[Start]
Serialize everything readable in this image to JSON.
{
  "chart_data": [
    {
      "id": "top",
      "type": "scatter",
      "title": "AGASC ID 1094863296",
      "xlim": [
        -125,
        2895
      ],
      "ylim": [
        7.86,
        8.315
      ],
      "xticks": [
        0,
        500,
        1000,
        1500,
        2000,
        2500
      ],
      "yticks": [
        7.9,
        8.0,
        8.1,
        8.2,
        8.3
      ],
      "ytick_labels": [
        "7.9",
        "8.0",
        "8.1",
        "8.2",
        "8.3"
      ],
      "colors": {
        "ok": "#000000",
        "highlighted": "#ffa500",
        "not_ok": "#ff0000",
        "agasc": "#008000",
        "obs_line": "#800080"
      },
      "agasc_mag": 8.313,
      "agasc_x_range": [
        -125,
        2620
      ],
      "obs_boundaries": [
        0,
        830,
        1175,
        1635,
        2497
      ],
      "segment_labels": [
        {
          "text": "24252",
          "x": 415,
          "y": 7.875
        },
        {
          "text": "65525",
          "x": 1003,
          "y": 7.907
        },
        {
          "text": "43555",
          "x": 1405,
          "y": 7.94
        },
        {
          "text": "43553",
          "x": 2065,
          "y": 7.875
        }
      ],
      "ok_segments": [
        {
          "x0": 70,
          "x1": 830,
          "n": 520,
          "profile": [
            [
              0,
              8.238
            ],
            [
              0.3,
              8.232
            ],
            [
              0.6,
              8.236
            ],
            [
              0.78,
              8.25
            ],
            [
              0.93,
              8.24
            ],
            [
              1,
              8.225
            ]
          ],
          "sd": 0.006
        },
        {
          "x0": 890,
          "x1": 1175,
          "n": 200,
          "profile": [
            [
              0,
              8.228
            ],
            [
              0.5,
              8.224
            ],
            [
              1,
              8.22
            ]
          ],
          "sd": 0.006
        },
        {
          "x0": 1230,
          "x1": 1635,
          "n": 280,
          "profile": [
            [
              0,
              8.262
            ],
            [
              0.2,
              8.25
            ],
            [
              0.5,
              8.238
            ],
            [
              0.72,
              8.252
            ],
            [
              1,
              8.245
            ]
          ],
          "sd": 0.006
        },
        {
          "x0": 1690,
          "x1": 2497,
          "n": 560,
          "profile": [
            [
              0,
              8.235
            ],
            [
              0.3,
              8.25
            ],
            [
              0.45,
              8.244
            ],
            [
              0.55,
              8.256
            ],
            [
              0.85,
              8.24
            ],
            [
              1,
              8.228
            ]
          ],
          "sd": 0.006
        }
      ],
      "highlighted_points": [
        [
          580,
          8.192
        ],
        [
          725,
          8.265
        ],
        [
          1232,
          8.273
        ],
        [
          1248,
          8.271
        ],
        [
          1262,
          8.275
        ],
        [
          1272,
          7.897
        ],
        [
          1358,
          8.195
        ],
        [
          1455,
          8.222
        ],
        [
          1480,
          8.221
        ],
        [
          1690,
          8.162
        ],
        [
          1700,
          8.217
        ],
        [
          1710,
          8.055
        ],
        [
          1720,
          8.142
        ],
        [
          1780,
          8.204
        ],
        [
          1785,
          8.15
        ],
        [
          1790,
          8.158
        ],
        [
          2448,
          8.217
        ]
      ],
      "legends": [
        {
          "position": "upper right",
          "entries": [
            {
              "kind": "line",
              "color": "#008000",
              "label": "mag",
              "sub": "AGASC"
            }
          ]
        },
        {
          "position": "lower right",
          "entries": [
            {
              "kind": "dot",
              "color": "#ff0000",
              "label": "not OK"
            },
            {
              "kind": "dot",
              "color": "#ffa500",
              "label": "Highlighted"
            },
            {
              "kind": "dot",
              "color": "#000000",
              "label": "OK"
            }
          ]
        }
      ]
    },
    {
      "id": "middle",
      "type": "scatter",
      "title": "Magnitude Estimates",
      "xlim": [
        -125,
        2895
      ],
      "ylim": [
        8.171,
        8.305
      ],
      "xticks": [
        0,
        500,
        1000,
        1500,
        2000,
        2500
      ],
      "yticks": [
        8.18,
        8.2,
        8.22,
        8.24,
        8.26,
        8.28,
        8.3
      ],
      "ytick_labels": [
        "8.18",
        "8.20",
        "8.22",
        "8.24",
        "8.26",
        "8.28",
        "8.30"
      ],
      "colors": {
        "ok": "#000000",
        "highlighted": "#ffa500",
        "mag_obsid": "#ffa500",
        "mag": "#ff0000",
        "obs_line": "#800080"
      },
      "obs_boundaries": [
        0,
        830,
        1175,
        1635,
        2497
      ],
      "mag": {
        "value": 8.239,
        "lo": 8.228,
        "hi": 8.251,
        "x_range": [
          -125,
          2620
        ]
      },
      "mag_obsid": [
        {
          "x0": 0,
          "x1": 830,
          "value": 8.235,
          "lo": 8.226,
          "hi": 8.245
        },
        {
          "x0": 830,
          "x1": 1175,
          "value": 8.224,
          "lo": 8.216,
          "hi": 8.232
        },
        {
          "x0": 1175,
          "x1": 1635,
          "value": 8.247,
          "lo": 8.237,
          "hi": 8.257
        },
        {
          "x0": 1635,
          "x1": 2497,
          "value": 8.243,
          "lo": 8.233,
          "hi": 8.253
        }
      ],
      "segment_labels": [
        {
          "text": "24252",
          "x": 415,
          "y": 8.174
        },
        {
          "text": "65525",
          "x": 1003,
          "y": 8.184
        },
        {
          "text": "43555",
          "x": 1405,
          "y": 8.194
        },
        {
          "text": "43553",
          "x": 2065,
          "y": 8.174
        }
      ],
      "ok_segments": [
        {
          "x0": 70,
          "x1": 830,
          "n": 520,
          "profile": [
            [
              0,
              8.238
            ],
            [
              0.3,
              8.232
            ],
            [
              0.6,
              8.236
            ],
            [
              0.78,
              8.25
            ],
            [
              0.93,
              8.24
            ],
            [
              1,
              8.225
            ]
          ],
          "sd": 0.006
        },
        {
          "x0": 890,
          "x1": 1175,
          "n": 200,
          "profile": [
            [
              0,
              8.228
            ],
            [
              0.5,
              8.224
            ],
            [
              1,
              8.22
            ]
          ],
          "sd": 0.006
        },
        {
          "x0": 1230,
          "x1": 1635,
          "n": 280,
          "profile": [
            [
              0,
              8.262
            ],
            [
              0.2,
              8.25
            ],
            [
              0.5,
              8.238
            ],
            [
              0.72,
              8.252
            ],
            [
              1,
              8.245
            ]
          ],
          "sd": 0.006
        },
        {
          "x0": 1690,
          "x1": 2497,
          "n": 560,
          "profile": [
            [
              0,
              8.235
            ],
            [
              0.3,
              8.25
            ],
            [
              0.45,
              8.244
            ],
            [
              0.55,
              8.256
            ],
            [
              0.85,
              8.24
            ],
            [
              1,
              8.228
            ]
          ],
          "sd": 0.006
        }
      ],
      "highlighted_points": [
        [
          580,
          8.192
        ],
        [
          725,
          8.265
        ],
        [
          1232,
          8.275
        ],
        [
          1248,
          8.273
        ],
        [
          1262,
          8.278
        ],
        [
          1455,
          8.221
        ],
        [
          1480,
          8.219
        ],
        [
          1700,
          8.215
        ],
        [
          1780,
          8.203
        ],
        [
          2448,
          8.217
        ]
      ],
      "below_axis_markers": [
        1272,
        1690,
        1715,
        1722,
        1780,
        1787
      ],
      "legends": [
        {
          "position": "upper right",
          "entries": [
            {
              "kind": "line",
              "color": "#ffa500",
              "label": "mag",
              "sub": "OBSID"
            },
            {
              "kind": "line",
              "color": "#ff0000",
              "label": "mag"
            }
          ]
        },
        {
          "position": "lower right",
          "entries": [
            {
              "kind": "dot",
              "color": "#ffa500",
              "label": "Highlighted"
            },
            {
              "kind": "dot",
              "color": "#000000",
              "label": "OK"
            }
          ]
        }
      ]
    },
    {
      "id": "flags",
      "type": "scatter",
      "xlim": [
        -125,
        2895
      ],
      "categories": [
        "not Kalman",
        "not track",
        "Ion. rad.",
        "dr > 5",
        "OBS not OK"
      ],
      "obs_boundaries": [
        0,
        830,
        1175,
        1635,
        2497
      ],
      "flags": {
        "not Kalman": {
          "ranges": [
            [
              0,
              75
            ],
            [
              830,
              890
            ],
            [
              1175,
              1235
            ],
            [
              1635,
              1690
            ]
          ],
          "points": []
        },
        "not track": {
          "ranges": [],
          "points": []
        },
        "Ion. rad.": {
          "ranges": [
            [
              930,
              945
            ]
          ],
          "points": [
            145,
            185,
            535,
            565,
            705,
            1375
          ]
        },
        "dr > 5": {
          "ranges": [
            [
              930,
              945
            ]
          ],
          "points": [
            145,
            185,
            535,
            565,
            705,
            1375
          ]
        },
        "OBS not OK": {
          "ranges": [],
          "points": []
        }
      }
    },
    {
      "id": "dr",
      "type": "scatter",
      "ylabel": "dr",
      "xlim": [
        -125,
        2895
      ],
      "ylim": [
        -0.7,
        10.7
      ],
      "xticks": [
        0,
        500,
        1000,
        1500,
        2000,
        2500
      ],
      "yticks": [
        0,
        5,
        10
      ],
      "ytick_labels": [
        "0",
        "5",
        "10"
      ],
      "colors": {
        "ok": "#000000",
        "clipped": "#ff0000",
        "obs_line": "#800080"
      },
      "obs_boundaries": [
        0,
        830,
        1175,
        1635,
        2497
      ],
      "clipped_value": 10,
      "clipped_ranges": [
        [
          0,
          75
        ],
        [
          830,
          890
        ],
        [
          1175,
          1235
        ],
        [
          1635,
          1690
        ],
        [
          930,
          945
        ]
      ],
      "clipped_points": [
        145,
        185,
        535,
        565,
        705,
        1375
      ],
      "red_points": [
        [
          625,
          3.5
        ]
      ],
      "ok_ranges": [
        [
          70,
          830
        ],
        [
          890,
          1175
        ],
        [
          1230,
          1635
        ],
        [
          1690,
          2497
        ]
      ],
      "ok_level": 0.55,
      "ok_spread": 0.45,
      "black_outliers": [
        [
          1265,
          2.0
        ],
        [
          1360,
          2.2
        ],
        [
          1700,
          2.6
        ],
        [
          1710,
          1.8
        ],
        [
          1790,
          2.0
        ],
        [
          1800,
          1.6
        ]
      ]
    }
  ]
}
[End]
Using the material above, gather every line that includes "title".

      "title": "AGASC ID 1094863296",
      "title": "Magnitude Estimates",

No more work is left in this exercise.